Dataset records
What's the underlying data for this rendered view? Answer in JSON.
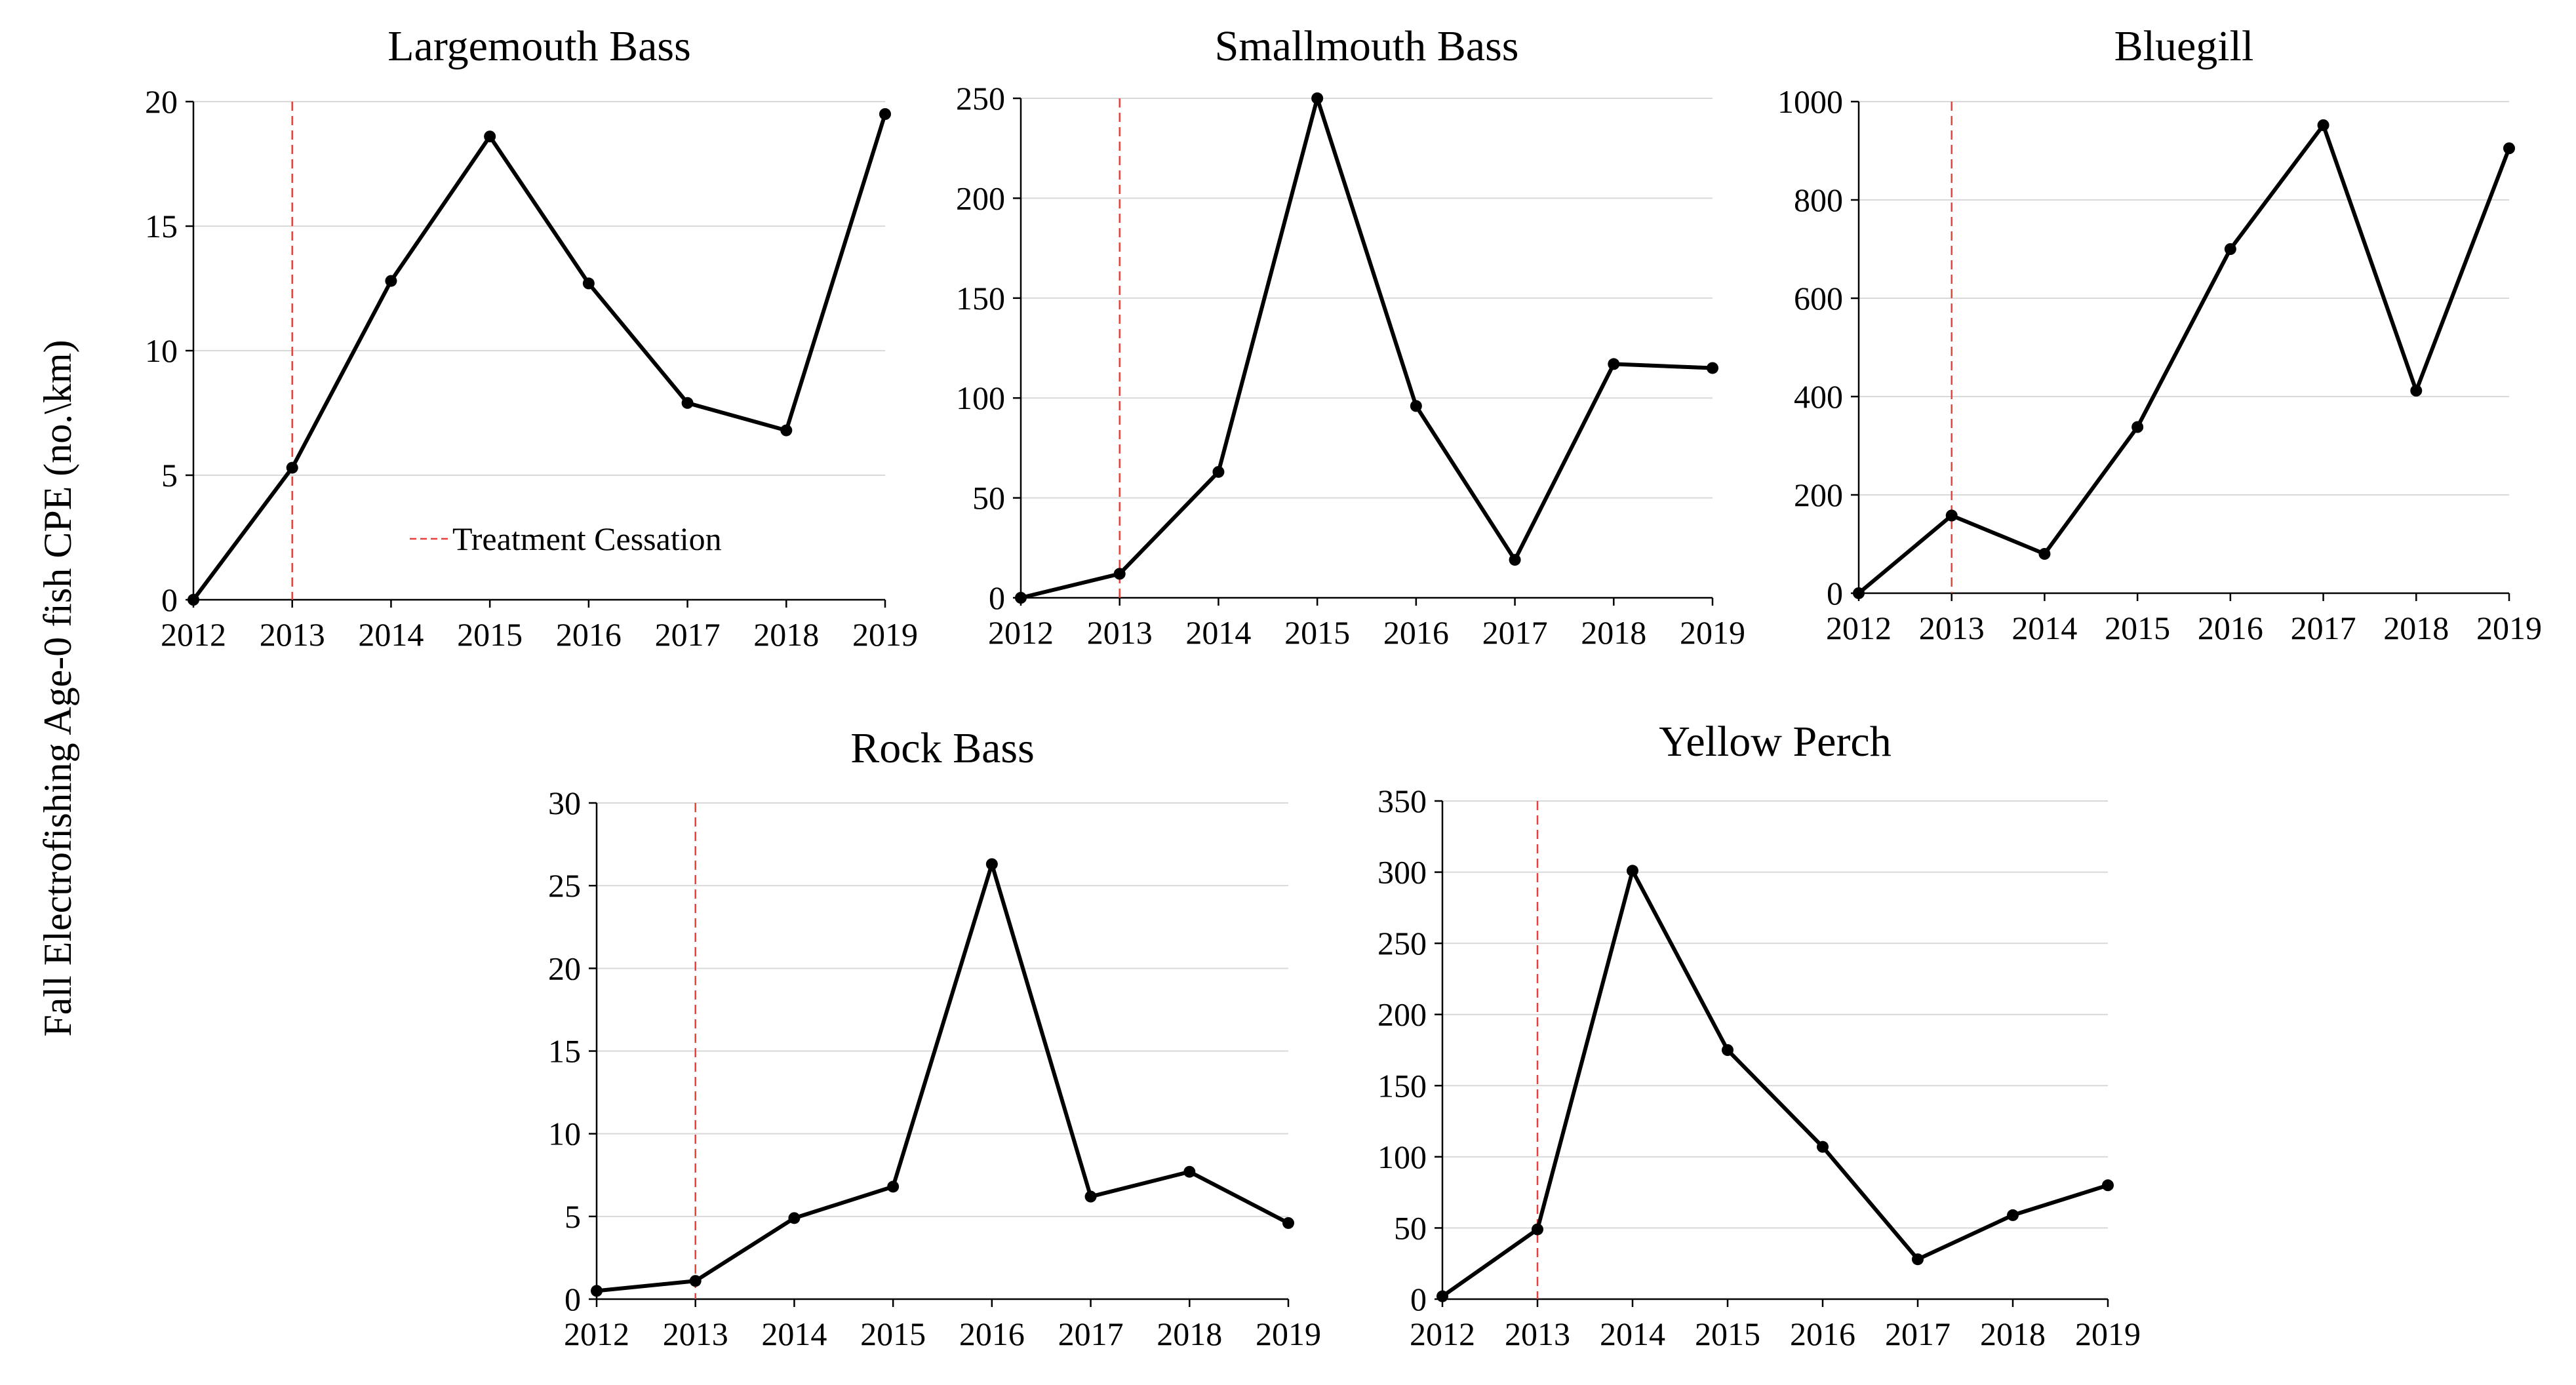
{
  "y_axis_label": "Fall Electrofishing Age-0  fish CPE (no.\\km)",
  "legend": {
    "label": "Treatment Cessation"
  },
  "colors": {
    "line": "#000000",
    "marker": "#000000",
    "treatment": "#e8413c",
    "grid": "#d9d9d9"
  },
  "chart_data": [
    {
      "type": "line",
      "title": "Largemouth Bass",
      "categories": [
        "2012",
        "2013",
        "2014",
        "2015",
        "2016",
        "2017",
        "2018",
        "2019"
      ],
      "values": [
        0,
        5.3,
        12.8,
        18.6,
        12.7,
        7.9,
        6.8,
        19.5
      ],
      "ylim": [
        0,
        20
      ],
      "yticks": [
        0,
        5,
        10,
        15,
        20
      ],
      "treatment_year": "2013",
      "xlabel": "",
      "ylabel": ""
    },
    {
      "type": "line",
      "title": "Smallmouth Bass",
      "categories": [
        "2012",
        "2013",
        "2014",
        "2015",
        "2016",
        "2017",
        "2018",
        "2019"
      ],
      "values": [
        0,
        12,
        63,
        250,
        96,
        19,
        117,
        115
      ],
      "ylim": [
        0,
        250
      ],
      "yticks": [
        0,
        50,
        100,
        150,
        200,
        250
      ],
      "treatment_year": "2013",
      "xlabel": "",
      "ylabel": ""
    },
    {
      "type": "line",
      "title": "Bluegill",
      "categories": [
        "2012",
        "2013",
        "2014",
        "2015",
        "2016",
        "2017",
        "2018",
        "2019"
      ],
      "values": [
        0,
        158,
        80,
        338,
        700,
        952,
        412,
        905
      ],
      "ylim": [
        0,
        1000
      ],
      "yticks": [
        0,
        200,
        400,
        600,
        800,
        1000
      ],
      "treatment_year": "2013",
      "xlabel": "",
      "ylabel": ""
    },
    {
      "type": "line",
      "title": "Rock Bass",
      "categories": [
        "2012",
        "2013",
        "2014",
        "2015",
        "2016",
        "2017",
        "2018",
        "2019"
      ],
      "values": [
        0.5,
        1.1,
        4.9,
        6.8,
        26.3,
        6.2,
        7.7,
        4.6
      ],
      "ylim": [
        0,
        30
      ],
      "yticks": [
        0,
        5,
        10,
        15,
        20,
        25,
        30
      ],
      "treatment_year": "2013",
      "xlabel": "",
      "ylabel": ""
    },
    {
      "type": "line",
      "title": "Yellow Perch",
      "categories": [
        "2012",
        "2013",
        "2014",
        "2015",
        "2016",
        "2017",
        "2018",
        "2019"
      ],
      "values": [
        2,
        49,
        301,
        175,
        107,
        28,
        59,
        80
      ],
      "ylim": [
        0,
        350
      ],
      "yticks": [
        0,
        50,
        100,
        150,
        200,
        250,
        300,
        350
      ],
      "treatment_year": "2013",
      "xlabel": "",
      "ylabel": ""
    }
  ]
}
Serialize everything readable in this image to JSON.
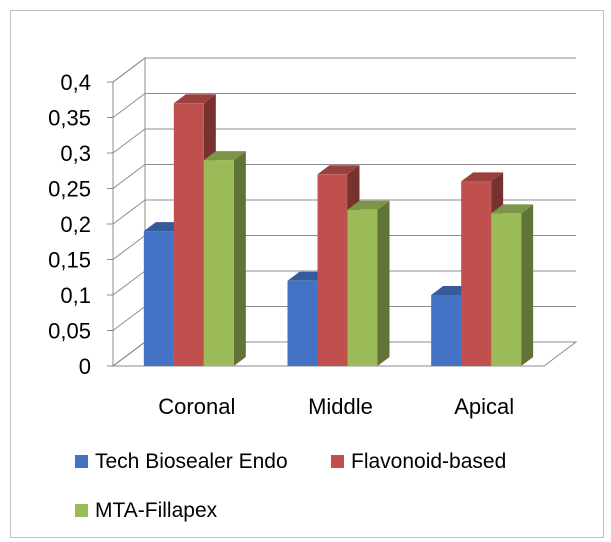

◆ **Short exercise**:
Do not include images; quote all of the entries above exactly.

◆ **Exercise answer**:
What's the underlying data for this rendered view? Answer in JSON.
{
  "y_axis_label": "Fall Electrofishing Age-0  fish CPE (no.\\km)",
  "legend": {
    "label": "Treatment Cessation"
  },
  "colors": {
    "line": "#000000",
    "marker": "#000000",
    "treatment": "#e8413c",
    "grid": "#d9d9d9"
  },
  "chart_data": [
    {
      "type": "line",
      "title": "Largemouth Bass",
      "categories": [
        "2012",
        "2013",
        "2014",
        "2015",
        "2016",
        "2017",
        "2018",
        "2019"
      ],
      "values": [
        0,
        5.3,
        12.8,
        18.6,
        12.7,
        7.9,
        6.8,
        19.5
      ],
      "ylim": [
        0,
        20
      ],
      "yticks": [
        0,
        5,
        10,
        15,
        20
      ],
      "treatment_year": "2013",
      "xlabel": "",
      "ylabel": ""
    },
    {
      "type": "line",
      "title": "Smallmouth Bass",
      "categories": [
        "2012",
        "2013",
        "2014",
        "2015",
        "2016",
        "2017",
        "2018",
        "2019"
      ],
      "values": [
        0,
        12,
        63,
        250,
        96,
        19,
        117,
        115
      ],
      "ylim": [
        0,
        250
      ],
      "yticks": [
        0,
        50,
        100,
        150,
        200,
        250
      ],
      "treatment_year": "2013",
      "xlabel": "",
      "ylabel": ""
    },
    {
      "type": "line",
      "title": "Bluegill",
      "categories": [
        "2012",
        "2013",
        "2014",
        "2015",
        "2016",
        "2017",
        "2018",
        "2019"
      ],
      "values": [
        0,
        158,
        80,
        338,
        700,
        952,
        412,
        905
      ],
      "ylim": [
        0,
        1000
      ],
      "yticks": [
        0,
        200,
        400,
        600,
        800,
        1000
      ],
      "treatment_year": "2013",
      "xlabel": "",
      "ylabel": ""
    },
    {
      "type": "line",
      "title": "Rock Bass",
      "categories": [
        "2012",
        "2013",
        "2014",
        "2015",
        "2016",
        "2017",
        "2018",
        "2019"
      ],
      "values": [
        0.5,
        1.1,
        4.9,
        6.8,
        26.3,
        6.2,
        7.7,
        4.6
      ],
      "ylim": [
        0,
        30
      ],
      "yticks": [
        0,
        5,
        10,
        15,
        20,
        25,
        30
      ],
      "treatment_year": "2013",
      "xlabel": "",
      "ylabel": ""
    },
    {
      "type": "line",
      "title": "Yellow Perch",
      "categories": [
        "2012",
        "2013",
        "2014",
        "2015",
        "2016",
        "2017",
        "2018",
        "2019"
      ],
      "values": [
        2,
        49,
        301,
        175,
        107,
        28,
        59,
        80
      ],
      "ylim": [
        0,
        350
      ],
      "yticks": [
        0,
        50,
        100,
        150,
        200,
        250,
        300,
        350
      ],
      "treatment_year": "2013",
      "xlabel": "",
      "ylabel": ""
    }
  ]
}
Serialize everything readable in this image to JSON.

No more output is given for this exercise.